**REQUIRED WORK**
Extract every line of the records below, reproducing each one character for character.

Element location data:
___

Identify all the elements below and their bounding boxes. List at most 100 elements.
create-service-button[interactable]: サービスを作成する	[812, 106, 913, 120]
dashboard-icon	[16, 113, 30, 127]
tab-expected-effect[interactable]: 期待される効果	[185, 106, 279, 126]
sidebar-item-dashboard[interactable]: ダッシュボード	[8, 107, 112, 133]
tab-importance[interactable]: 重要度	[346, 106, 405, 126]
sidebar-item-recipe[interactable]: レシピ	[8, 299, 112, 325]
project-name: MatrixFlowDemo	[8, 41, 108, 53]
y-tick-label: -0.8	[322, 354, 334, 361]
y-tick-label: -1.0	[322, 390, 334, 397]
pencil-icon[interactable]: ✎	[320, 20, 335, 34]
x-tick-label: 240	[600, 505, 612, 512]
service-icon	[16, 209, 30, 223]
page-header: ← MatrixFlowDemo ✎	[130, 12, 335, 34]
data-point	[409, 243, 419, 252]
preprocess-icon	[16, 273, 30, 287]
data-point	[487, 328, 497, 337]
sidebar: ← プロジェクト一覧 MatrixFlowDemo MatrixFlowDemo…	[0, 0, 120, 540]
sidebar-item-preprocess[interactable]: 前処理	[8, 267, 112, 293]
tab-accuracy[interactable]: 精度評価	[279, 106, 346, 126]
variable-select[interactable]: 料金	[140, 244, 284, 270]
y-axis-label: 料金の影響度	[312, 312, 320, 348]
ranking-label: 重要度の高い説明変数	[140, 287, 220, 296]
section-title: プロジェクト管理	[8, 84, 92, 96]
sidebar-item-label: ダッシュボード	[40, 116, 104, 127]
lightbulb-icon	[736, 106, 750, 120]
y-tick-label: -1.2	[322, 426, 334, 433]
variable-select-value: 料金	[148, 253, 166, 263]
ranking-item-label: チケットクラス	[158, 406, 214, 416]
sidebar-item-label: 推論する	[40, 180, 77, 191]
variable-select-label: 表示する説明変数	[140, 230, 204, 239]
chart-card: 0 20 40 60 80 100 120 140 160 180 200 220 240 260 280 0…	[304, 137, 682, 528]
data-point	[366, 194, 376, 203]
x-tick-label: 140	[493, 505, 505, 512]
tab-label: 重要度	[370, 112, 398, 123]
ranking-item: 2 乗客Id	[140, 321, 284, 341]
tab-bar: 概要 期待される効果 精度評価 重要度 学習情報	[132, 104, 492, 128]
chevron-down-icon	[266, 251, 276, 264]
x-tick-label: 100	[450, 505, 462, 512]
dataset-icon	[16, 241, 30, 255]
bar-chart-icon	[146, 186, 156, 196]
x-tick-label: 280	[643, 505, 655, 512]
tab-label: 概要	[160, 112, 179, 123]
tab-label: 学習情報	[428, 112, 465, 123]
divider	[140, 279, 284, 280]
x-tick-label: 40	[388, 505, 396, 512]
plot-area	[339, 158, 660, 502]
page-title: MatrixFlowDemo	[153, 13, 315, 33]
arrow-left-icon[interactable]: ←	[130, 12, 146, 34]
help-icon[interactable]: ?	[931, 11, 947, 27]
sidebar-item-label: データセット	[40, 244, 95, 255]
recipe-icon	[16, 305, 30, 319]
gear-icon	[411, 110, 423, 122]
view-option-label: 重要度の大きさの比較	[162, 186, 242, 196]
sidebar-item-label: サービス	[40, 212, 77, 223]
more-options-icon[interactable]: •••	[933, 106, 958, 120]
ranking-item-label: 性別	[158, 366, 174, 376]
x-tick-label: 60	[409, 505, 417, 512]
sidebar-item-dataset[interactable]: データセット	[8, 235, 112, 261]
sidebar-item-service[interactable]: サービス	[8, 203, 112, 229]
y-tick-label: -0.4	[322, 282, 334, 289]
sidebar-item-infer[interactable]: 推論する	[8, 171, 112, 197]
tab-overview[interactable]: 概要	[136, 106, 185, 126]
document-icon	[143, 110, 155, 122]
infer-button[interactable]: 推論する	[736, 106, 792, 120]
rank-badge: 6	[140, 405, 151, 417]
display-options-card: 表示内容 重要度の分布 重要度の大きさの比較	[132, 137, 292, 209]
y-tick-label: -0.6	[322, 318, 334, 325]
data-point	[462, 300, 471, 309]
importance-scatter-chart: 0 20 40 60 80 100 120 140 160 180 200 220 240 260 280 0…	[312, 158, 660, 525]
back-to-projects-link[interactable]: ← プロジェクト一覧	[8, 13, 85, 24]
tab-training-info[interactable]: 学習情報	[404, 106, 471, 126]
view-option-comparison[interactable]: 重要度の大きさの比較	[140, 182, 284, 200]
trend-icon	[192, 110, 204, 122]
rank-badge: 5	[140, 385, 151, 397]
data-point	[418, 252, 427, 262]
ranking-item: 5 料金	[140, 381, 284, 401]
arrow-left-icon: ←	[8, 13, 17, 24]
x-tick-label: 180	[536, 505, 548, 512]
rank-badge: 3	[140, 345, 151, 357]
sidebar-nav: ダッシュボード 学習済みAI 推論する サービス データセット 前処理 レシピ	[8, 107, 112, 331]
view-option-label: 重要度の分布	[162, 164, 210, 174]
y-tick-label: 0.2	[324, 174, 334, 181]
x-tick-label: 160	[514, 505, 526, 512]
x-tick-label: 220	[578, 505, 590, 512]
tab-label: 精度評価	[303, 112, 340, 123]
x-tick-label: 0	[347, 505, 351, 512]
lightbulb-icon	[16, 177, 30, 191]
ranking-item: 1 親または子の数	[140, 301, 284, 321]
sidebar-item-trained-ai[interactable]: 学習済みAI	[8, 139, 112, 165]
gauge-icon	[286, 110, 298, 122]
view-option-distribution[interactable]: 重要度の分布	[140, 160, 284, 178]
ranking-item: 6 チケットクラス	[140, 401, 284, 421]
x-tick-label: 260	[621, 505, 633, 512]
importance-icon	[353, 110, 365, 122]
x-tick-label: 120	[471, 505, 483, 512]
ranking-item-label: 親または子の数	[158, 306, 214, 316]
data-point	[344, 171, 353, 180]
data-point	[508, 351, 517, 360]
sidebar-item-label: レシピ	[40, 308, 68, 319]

___

**TASK OUTPUT**
Identify all the elements below and their bounding boxes. List at most 100 elements.
create-service-button[interactable]: サービスを作成する	[812, 106, 913, 120]
dashboard-icon	[16, 113, 30, 127]
tab-expected-effect[interactable]: 期待される効果	[185, 106, 279, 126]
sidebar-item-dashboard[interactable]: ダッシュボード	[8, 107, 112, 133]
tab-importance[interactable]: 重要度	[346, 106, 405, 126]
sidebar-item-recipe[interactable]: レシピ	[8, 299, 112, 325]
project-name: MatrixFlowDemo	[8, 41, 108, 53]
y-tick-label: -0.8	[322, 354, 334, 361]
y-tick-label: -1.0	[322, 390, 334, 397]
pencil-icon[interactable]: ✎	[320, 20, 335, 34]
x-tick-label: 240	[600, 505, 612, 512]
service-icon	[16, 209, 30, 223]
page-header: ← MatrixFlowDemo ✎	[130, 12, 335, 34]
data-point	[409, 243, 419, 252]
preprocess-icon	[16, 273, 30, 287]
data-point	[487, 328, 497, 337]
sidebar: ← プロジェクト一覧 MatrixFlowDemo MatrixFlowDemo…	[0, 0, 120, 540]
sidebar-item-preprocess[interactable]: 前処理	[8, 267, 112, 293]
tab-accuracy[interactable]: 精度評価	[279, 106, 346, 126]
variable-select[interactable]: 料金	[140, 244, 284, 270]
y-axis-label: 料金の影響度	[312, 312, 320, 348]
ranking-label: 重要度の高い説明変数	[140, 287, 220, 296]
section-title: プロジェクト管理	[8, 84, 92, 96]
sidebar-item-label: ダッシュボード	[40, 116, 104, 127]
lightbulb-icon	[736, 106, 750, 120]
y-tick-label: -1.2	[322, 426, 334, 433]
variable-select-value: 料金	[148, 253, 166, 263]
ranking-item-label: チケットクラス	[158, 406, 214, 416]
sidebar-item-label: 推論する	[40, 180, 77, 191]
variable-select-label: 表示する説明変数	[140, 230, 204, 239]
chart-card: 0 20 40 60 80 100 120 140 160 180 200 220 240 260 280 0…	[304, 137, 682, 528]
data-point	[366, 194, 376, 203]
x-tick-label: 140	[493, 505, 505, 512]
tab-label: 重要度	[370, 112, 398, 123]
ranking-item: 2 乗客Id	[140, 321, 284, 341]
tab-bar: 概要 期待される効果 精度評価 重要度 学習情報	[132, 104, 492, 128]
chevron-down-icon	[266, 251, 276, 264]
x-tick-label: 100	[450, 505, 462, 512]
dataset-icon	[16, 241, 30, 255]
bar-chart-icon	[146, 186, 156, 196]
x-tick-label: 280	[643, 505, 655, 512]
tab-label: 概要	[160, 112, 179, 123]
tab-label: 学習情報	[428, 112, 465, 123]
divider	[140, 279, 284, 280]
x-tick-label: 40	[388, 505, 396, 512]
plot-area	[339, 158, 660, 502]
page-title: MatrixFlowDemo	[153, 13, 315, 33]
arrow-left-icon[interactable]: ←	[130, 12, 146, 34]
help-icon[interactable]: ?	[931, 11, 947, 27]
sidebar-item-label: データセット	[40, 244, 95, 255]
recipe-icon	[16, 305, 30, 319]
gear-icon	[411, 110, 423, 122]
view-option-label: 重要度の大きさの比較	[162, 186, 242, 196]
sidebar-item-label: サービス	[40, 212, 77, 223]
more-options-icon[interactable]: •••	[933, 106, 958, 120]
ranking-item-label: 性別	[158, 366, 174, 376]
x-tick-label: 60	[409, 505, 417, 512]
sidebar-item-dataset[interactable]: データセット	[8, 235, 112, 261]
sidebar-item-service[interactable]: サービス	[8, 203, 112, 229]
y-tick-label: -0.4	[322, 282, 334, 289]
sidebar-item-infer[interactable]: 推論する	[8, 171, 112, 197]
tab-overview[interactable]: 概要	[136, 106, 185, 126]
document-icon	[143, 110, 155, 122]
infer-button[interactable]: 推論する	[736, 106, 792, 120]
rank-badge: 6	[140, 405, 151, 417]
display-options-card: 表示内容 重要度の分布 重要度の大きさの比較	[132, 137, 292, 209]
y-tick-label: -0.6	[322, 318, 334, 325]
data-point	[462, 300, 471, 309]
importance-scatter-chart: 0 20 40 60 80 100 120 140 160 180 200 220 240 260 280 0…	[312, 158, 660, 525]
back-to-projects-link[interactable]: ← プロジェクト一覧	[8, 13, 85, 24]
tab-training-info[interactable]: 学習情報	[404, 106, 471, 126]
view-option-comparison[interactable]: 重要度の大きさの比較	[140, 182, 284, 200]
trend-icon	[192, 110, 204, 122]
rank-badge: 5	[140, 385, 151, 397]
data-point	[418, 252, 427, 262]
ranking-item: 5 料金	[140, 381, 284, 401]
arrow-left-icon: ←	[8, 13, 17, 24]
x-tick-label: 180	[536, 505, 548, 512]
rank-badge: 3	[140, 345, 151, 357]
sidebar-nav: ダッシュボード 学習済みAI 推論する サービス データセット 前処理 レシピ	[8, 107, 112, 331]
view-option-label: 重要度の分布	[162, 164, 210, 174]
y-tick-label: 0.2	[324, 174, 334, 181]
x-tick-label: 160	[514, 505, 526, 512]
x-tick-label: 220	[578, 505, 590, 512]
tab-label: 精度評価	[303, 112, 340, 123]
x-tick-label: 0	[347, 505, 351, 512]
lightbulb-icon	[16, 177, 30, 191]
ranking-item: 1 親または子の数	[140, 301, 284, 321]
sidebar-item-trained-ai[interactable]: 学習済みAI	[8, 139, 112, 165]
gauge-icon	[286, 110, 298, 122]
view-option-distribution[interactable]: 重要度の分布	[140, 160, 284, 178]
ranking-item: 6 チケットクラス	[140, 401, 284, 421]
x-tick-label: 260	[621, 505, 633, 512]
importance-icon	[353, 110, 365, 122]
x-tick-label: 120	[471, 505, 483, 512]
ranking-item-label: 親または子の数	[158, 306, 214, 316]
data-point	[344, 171, 353, 180]
data-point	[508, 351, 517, 360]
sidebar-item-label: レシピ	[40, 308, 68, 319]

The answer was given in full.